STATED GOAL: Identify the lines that include the word "text", then copy all of them.

******

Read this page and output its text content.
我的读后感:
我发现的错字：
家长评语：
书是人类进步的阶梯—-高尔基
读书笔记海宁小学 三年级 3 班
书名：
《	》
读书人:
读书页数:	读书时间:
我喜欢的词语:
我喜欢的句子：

******

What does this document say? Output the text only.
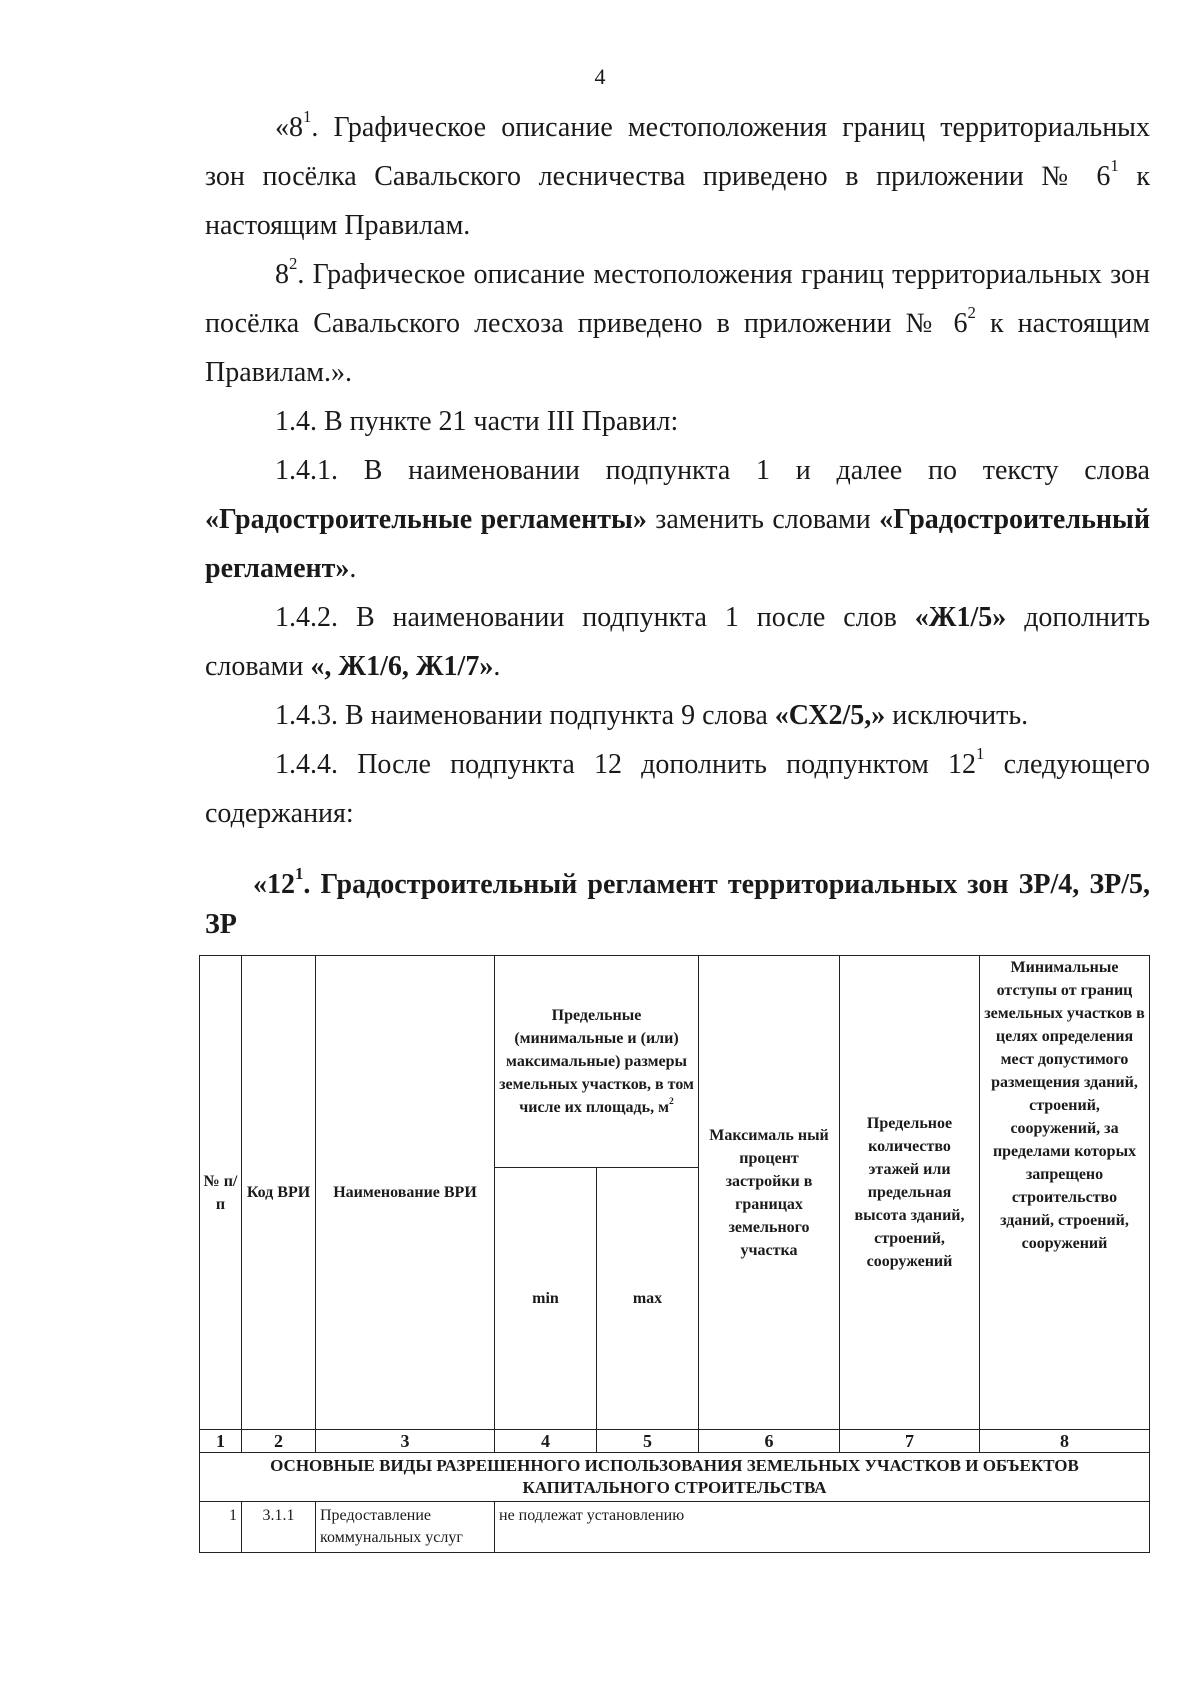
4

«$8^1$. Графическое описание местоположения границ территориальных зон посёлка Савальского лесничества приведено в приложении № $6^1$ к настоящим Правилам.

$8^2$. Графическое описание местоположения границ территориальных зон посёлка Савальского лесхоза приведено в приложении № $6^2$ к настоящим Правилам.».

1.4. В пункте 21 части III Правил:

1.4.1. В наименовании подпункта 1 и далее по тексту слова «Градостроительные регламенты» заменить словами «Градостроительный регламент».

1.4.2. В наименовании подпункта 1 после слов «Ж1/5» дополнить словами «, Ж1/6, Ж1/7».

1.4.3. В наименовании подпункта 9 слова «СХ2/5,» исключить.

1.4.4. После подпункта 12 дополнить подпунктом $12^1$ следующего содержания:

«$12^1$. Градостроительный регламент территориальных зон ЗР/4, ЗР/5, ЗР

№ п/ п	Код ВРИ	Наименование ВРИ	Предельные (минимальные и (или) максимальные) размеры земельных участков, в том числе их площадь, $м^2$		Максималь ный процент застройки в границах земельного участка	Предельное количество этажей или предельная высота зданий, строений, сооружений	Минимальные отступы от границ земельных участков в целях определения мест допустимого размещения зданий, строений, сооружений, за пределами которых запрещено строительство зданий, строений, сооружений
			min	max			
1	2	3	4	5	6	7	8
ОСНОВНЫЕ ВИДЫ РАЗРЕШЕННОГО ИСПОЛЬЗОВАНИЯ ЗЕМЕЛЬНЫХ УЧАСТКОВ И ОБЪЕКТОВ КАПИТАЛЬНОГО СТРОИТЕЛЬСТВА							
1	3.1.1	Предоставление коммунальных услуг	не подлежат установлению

******

ANSWER FOR THIS EXERCISE:
Read this page and output its text content.
What does this document say? Output the text only.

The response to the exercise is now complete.